The request. Write out each entry, exactly the way it appears.
+++ Given data
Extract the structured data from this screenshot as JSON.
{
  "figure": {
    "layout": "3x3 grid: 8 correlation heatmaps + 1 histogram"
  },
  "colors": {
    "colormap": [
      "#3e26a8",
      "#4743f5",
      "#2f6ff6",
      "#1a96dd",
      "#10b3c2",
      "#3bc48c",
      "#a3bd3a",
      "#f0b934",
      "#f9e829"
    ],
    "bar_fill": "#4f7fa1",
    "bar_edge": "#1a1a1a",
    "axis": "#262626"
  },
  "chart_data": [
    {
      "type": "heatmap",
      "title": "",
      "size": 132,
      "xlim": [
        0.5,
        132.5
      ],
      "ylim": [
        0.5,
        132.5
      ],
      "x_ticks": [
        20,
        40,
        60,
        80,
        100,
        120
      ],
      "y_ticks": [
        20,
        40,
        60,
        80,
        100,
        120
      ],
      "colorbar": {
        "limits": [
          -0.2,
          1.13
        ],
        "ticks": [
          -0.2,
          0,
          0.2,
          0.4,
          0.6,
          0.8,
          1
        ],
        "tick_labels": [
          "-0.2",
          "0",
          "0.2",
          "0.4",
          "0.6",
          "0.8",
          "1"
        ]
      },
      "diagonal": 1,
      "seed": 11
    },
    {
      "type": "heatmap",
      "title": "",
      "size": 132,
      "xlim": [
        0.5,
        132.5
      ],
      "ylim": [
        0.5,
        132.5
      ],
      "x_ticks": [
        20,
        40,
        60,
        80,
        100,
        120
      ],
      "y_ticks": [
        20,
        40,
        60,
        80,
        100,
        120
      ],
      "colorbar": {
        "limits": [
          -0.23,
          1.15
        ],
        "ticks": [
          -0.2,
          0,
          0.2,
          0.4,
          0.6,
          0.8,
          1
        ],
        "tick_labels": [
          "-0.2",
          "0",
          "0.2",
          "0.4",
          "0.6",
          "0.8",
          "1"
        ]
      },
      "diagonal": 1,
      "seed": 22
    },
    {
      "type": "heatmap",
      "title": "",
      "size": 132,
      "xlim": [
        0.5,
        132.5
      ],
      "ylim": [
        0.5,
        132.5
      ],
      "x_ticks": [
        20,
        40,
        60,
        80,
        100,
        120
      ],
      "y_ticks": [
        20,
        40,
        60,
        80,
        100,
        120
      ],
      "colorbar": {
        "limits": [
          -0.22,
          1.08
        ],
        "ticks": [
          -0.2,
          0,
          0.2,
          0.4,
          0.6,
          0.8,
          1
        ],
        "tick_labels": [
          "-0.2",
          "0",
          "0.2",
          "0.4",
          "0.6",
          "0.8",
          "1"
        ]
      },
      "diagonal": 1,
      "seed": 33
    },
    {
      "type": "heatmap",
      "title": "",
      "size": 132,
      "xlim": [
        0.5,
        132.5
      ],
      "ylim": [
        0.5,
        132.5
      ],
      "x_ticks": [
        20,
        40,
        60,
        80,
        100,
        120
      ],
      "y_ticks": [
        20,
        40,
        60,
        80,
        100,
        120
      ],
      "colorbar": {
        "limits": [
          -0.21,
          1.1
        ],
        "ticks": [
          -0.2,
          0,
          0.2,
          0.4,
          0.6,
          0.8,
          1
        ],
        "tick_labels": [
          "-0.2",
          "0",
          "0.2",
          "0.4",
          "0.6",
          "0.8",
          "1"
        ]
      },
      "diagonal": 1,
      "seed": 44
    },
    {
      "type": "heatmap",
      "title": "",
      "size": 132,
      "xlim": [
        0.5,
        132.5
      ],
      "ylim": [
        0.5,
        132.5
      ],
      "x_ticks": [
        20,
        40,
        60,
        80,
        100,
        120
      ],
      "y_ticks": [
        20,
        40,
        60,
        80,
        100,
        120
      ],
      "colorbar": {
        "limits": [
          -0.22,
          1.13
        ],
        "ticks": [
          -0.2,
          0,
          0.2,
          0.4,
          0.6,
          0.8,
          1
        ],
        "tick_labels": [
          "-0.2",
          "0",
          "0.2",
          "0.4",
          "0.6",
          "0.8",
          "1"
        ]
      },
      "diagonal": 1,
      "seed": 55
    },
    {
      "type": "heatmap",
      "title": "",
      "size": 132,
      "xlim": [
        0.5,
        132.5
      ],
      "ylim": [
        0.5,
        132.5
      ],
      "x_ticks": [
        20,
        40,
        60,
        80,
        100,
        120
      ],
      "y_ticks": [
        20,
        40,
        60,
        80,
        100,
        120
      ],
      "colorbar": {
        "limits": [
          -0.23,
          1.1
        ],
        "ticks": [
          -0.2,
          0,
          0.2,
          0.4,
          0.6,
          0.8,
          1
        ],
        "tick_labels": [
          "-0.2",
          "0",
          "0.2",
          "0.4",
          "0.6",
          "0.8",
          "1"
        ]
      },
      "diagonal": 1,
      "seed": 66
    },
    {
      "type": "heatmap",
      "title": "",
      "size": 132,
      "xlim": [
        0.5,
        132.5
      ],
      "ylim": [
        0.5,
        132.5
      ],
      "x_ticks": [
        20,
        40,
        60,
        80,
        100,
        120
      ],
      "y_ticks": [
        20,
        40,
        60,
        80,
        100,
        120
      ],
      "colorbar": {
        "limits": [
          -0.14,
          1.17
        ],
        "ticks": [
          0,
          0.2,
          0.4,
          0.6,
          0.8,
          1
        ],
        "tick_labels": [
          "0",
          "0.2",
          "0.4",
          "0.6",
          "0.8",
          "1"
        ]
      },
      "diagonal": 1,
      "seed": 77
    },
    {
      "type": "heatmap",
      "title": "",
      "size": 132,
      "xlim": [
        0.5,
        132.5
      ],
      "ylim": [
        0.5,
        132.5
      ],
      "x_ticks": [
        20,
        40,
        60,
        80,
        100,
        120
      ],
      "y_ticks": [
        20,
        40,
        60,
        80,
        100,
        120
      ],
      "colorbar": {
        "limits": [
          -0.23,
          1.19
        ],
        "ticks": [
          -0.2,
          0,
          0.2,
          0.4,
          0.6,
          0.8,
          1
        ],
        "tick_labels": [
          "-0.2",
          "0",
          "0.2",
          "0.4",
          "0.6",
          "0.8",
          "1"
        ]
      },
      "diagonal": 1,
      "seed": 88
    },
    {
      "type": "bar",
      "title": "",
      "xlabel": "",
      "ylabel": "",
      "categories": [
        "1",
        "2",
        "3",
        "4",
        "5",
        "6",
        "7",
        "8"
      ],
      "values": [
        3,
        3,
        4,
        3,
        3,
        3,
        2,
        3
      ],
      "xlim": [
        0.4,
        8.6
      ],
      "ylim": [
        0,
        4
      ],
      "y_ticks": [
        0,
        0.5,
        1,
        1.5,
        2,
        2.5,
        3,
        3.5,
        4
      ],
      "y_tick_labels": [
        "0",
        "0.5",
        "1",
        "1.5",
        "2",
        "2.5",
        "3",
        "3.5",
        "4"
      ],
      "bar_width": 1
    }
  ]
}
++++++
Expected output.
Extract the structured data from this screenshot as JSON.
{
  "figure": {
    "layout": "3x3 grid: 8 correlation heatmaps + 1 histogram"
  },
  "colors": {
    "colormap": [
      "#3e26a8",
      "#4743f5",
      "#2f6ff6",
      "#1a96dd",
      "#10b3c2",
      "#3bc48c",
      "#a3bd3a",
      "#f0b934",
      "#f9e829"
    ],
    "bar_fill": "#4f7fa1",
    "bar_edge": "#1a1a1a",
    "axis": "#262626"
  },
  "chart_data": [
    {
      "type": "heatmap",
      "title": "",
      "size": 132,
      "xlim": [
        0.5,
        132.5
      ],
      "ylim": [
        0.5,
        132.5
      ],
      "x_ticks": [
        20,
        40,
        60,
        80,
        100,
        120
      ],
      "y_ticks": [
        20,
        40,
        60,
        80,
        100,
        120
      ],
      "colorbar": {
        "limits": [
          -0.2,
          1.13
        ],
        "ticks": [
          -0.2,
          0,
          0.2,
          0.4,
          0.6,
          0.8,
          1
        ],
        "tick_labels": [
          "-0.2",
          "0",
          "0.2",
          "0.4",
          "0.6",
          "0.8",
          "1"
        ]
      },
      "diagonal": 1,
      "seed": 11
    },
    {
      "type": "heatmap",
      "title": "",
      "size": 132,
      "xlim": [
        0.5,
        132.5
      ],
      "ylim": [
        0.5,
        132.5
      ],
      "x_ticks": [
        20,
        40,
        60,
        80,
        100,
        120
      ],
      "y_ticks": [
        20,
        40,
        60,
        80,
        100,
        120
      ],
      "colorbar": {
        "limits": [
          -0.23,
          1.15
        ],
        "ticks": [
          -0.2,
          0,
          0.2,
          0.4,
          0.6,
          0.8,
          1
        ],
        "tick_labels": [
          "-0.2",
          "0",
          "0.2",
          "0.4",
          "0.6",
          "0.8",
          "1"
        ]
      },
      "diagonal": 1,
      "seed": 22
    },
    {
      "type": "heatmap",
      "title": "",
      "size": 132,
      "xlim": [
        0.5,
        132.5
      ],
      "ylim": [
        0.5,
        132.5
      ],
      "x_ticks": [
        20,
        40,
        60,
        80,
        100,
        120
      ],
      "y_ticks": [
        20,
        40,
        60,
        80,
        100,
        120
      ],
      "colorbar": {
        "limits": [
          -0.22,
          1.08
        ],
        "ticks": [
          -0.2,
          0,
          0.2,
          0.4,
          0.6,
          0.8,
          1
        ],
        "tick_labels": [
          "-0.2",
          "0",
          "0.2",
          "0.4",
          "0.6",
          "0.8",
          "1"
        ]
      },
      "diagonal": 1,
      "seed": 33
    },
    {
      "type": "heatmap",
      "title": "",
      "size": 132,
      "xlim": [
        0.5,
        132.5
      ],
      "ylim": [
        0.5,
        132.5
      ],
      "x_ticks": [
        20,
        40,
        60,
        80,
        100,
        120
      ],
      "y_ticks": [
        20,
        40,
        60,
        80,
        100,
        120
      ],
      "colorbar": {
        "limits": [
          -0.21,
          1.1
        ],
        "ticks": [
          -0.2,
          0,
          0.2,
          0.4,
          0.6,
          0.8,
          1
        ],
        "tick_labels": [
          "-0.2",
          "0",
          "0.2",
          "0.4",
          "0.6",
          "0.8",
          "1"
        ]
      },
      "diagonal": 1,
      "seed": 44
    },
    {
      "type": "heatmap",
      "title": "",
      "size": 132,
      "xlim": [
        0.5,
        132.5
      ],
      "ylim": [
        0.5,
        132.5
      ],
      "x_ticks": [
        20,
        40,
        60,
        80,
        100,
        120
      ],
      "y_ticks": [
        20,
        40,
        60,
        80,
        100,
        120
      ],
      "colorbar": {
        "limits": [
          -0.22,
          1.13
        ],
        "ticks": [
          -0.2,
          0,
          0.2,
          0.4,
          0.6,
          0.8,
          1
        ],
        "tick_labels": [
          "-0.2",
          "0",
          "0.2",
          "0.4",
          "0.6",
          "0.8",
          "1"
        ]
      },
      "diagonal": 1,
      "seed": 55
    },
    {
      "type": "heatmap",
      "title": "",
      "size": 132,
      "xlim": [
        0.5,
        132.5
      ],
      "ylim": [
        0.5,
        132.5
      ],
      "x_ticks": [
        20,
        40,
        60,
        80,
        100,
        120
      ],
      "y_ticks": [
        20,
        40,
        60,
        80,
        100,
        120
      ],
      "colorbar": {
        "limits": [
          -0.23,
          1.1
        ],
        "ticks": [
          -0.2,
          0,
          0.2,
          0.4,
          0.6,
          0.8,
          1
        ],
        "tick_labels": [
          "-0.2",
          "0",
          "0.2",
          "0.4",
          "0.6",
          "0.8",
          "1"
        ]
      },
      "diagonal": 1,
      "seed": 66
    },
    {
      "type": "heatmap",
      "title": "",
      "size": 132,
      "xlim": [
        0.5,
        132.5
      ],
      "ylim": [
        0.5,
        132.5
      ],
      "x_ticks": [
        20,
        40,
        60,
        80,
        100,
        120
      ],
      "y_ticks": [
        20,
        40,
        60,
        80,
        100,
        120
      ],
      "colorbar": {
        "limits": [
          -0.14,
          1.17
        ],
        "ticks": [
          0,
          0.2,
          0.4,
          0.6,
          0.8,
          1
        ],
        "tick_labels": [
          "0",
          "0.2",
          "0.4",
          "0.6",
          "0.8",
          "1"
        ]
      },
      "diagonal": 1,
      "seed": 77
    },
    {
      "type": "heatmap",
      "title": "",
      "size": 132,
      "xlim": [
        0.5,
        132.5
      ],
      "ylim": [
        0.5,
        132.5
      ],
      "x_ticks": [
        20,
        40,
        60,
        80,
        100,
        120
      ],
      "y_ticks": [
        20,
        40,
        60,
        80,
        100,
        120
      ],
      "colorbar": {
        "limits": [
          -0.23,
          1.19
        ],
        "ticks": [
          -0.2,
          0,
          0.2,
          0.4,
          0.6,
          0.8,
          1
        ],
        "tick_labels": [
          "-0.2",
          "0",
          "0.2",
          "0.4",
          "0.6",
          "0.8",
          "1"
        ]
      },
      "diagonal": 1,
      "seed": 88
    },
    {
      "type": "bar",
      "title": "",
      "xlabel": "",
      "ylabel": "",
      "categories": [
        "1",
        "2",
        "3",
        "4",
        "5",
        "6",
        "7",
        "8"
      ],
      "values": [
        3,
        3,
        4,
        3,
        3,
        3,
        2,
        3
      ],
      "xlim": [
        0.4,
        8.6
      ],
      "ylim": [
        0,
        4
      ],
      "y_ticks": [
        0,
        0.5,
        1,
        1.5,
        2,
        2.5,
        3,
        3.5,
        4
      ],
      "y_tick_labels": [
        "0",
        "0.5",
        "1",
        "1.5",
        "2",
        "2.5",
        "3",
        "3.5",
        "4"
      ],
      "bar_width": 1
    }
  ]
}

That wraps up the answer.